Scan the material and copy every line in which "административных" appears.

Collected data
┏━━

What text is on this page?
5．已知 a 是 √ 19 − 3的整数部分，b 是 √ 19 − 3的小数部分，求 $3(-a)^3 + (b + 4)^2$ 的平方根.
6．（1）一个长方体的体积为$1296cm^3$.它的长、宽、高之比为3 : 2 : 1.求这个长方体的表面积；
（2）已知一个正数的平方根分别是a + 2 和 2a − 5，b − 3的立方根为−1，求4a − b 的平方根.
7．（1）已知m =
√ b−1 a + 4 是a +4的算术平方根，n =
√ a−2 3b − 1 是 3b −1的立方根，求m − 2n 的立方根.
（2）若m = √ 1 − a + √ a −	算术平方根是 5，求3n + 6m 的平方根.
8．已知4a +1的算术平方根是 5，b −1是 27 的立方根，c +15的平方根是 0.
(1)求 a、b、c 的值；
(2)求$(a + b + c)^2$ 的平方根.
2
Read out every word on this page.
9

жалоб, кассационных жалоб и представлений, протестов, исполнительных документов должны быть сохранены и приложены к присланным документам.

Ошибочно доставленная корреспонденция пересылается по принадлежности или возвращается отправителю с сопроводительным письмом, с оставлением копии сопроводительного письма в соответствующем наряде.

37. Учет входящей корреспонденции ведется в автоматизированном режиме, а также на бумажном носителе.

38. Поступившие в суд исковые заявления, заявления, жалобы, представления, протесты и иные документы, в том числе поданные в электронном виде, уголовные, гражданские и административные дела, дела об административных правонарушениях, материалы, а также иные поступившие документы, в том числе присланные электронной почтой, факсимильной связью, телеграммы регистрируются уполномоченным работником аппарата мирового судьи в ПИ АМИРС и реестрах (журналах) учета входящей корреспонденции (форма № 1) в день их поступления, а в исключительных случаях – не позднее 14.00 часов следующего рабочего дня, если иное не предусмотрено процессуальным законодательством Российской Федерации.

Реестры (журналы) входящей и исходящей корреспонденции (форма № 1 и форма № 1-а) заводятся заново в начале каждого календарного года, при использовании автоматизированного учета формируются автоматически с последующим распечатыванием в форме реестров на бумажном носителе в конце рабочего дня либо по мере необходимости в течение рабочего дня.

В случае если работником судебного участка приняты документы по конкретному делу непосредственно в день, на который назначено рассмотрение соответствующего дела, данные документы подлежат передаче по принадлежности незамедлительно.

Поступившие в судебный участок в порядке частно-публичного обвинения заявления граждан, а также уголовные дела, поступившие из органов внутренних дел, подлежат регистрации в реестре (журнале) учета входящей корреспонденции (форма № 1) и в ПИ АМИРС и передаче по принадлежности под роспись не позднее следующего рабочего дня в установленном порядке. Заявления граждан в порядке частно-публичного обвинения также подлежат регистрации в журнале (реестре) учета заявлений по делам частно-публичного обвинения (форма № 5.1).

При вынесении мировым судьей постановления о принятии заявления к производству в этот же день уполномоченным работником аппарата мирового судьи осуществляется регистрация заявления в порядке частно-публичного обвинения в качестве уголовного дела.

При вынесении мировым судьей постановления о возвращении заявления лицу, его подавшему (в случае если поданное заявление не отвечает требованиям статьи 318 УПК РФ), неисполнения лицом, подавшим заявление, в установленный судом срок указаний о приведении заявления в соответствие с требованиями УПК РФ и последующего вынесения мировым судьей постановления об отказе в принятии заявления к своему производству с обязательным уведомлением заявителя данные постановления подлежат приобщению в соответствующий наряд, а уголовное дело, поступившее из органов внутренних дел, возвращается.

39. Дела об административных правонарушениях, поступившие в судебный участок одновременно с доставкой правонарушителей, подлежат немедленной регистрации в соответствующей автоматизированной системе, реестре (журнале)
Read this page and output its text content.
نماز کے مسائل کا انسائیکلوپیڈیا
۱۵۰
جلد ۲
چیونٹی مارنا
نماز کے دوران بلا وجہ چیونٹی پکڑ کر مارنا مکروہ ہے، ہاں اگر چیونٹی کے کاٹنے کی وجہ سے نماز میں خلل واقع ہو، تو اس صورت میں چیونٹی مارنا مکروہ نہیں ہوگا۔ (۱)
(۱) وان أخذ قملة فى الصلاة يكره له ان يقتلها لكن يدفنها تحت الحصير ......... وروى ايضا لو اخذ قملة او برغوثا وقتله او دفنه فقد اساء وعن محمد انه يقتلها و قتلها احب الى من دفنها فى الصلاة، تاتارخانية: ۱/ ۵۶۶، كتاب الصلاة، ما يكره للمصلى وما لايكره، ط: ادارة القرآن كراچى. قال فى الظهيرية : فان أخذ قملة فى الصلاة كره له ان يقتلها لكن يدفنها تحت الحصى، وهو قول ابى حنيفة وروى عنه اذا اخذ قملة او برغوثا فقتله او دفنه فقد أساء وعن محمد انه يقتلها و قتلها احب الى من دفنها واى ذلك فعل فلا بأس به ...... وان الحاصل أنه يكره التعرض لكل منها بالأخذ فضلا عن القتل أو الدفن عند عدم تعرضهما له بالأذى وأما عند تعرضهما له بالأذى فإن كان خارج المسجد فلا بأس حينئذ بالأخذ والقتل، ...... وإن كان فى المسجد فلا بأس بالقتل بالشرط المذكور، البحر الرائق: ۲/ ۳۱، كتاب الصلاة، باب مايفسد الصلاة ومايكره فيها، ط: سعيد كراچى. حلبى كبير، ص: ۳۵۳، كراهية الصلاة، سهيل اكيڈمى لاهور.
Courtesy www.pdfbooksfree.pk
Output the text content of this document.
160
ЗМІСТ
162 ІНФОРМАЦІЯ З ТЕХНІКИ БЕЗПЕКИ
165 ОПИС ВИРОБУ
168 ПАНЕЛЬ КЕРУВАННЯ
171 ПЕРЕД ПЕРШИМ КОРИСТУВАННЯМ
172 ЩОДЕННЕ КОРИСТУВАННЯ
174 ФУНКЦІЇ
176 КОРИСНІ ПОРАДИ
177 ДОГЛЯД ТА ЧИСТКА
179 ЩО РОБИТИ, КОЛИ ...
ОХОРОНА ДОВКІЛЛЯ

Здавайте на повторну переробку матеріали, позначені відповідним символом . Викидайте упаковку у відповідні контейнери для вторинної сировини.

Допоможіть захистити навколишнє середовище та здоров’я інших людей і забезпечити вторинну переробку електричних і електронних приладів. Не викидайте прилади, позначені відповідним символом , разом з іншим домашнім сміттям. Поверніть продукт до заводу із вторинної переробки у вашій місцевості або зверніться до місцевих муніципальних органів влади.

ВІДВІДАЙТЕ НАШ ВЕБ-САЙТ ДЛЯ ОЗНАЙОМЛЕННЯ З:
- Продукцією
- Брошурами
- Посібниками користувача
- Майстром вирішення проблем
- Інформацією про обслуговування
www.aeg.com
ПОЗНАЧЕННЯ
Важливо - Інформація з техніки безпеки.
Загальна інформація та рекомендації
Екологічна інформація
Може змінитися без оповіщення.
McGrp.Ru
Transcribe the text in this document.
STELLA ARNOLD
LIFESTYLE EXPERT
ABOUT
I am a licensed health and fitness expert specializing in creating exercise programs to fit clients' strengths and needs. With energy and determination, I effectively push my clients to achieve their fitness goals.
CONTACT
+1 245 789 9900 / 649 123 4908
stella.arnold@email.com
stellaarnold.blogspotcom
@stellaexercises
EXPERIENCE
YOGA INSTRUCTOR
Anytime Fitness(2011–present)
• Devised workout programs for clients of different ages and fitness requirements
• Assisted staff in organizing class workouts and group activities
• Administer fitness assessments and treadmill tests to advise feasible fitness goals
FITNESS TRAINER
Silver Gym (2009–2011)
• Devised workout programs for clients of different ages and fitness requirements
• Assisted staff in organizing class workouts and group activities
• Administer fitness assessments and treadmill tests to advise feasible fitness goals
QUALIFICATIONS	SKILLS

┗━━

# [Answer]
38. Поступившие в суд исковые заявления, заявления, жалобы, представления, протесты и иные документы, в том числе поданные в электронном виде, уголовные, гражданские и административные дела, дела об административных правонарушениях, материалы, а также иные поступившие документы, в том числе присланные электронной почтой, факсимильной связью, телеграммы регистрируются уполномоченным работником аппарата мирового судьи в ПИ АМИРС и реестрах (журналах) учета входящей корреспонденции (форма № 1) в день их поступления, а в исключительных случаях – не позднее 14.00 часов следующего рабочего дня, если иное не предусмотрено процессуальным законодательством Российской Федерации.
39. Дела об административных правонарушениях, поступившие в судебный участок одновременно с доставкой правонарушителей, подлежат немедленной регистрации в соответствующей автоматизированной системе, реестре (журнале)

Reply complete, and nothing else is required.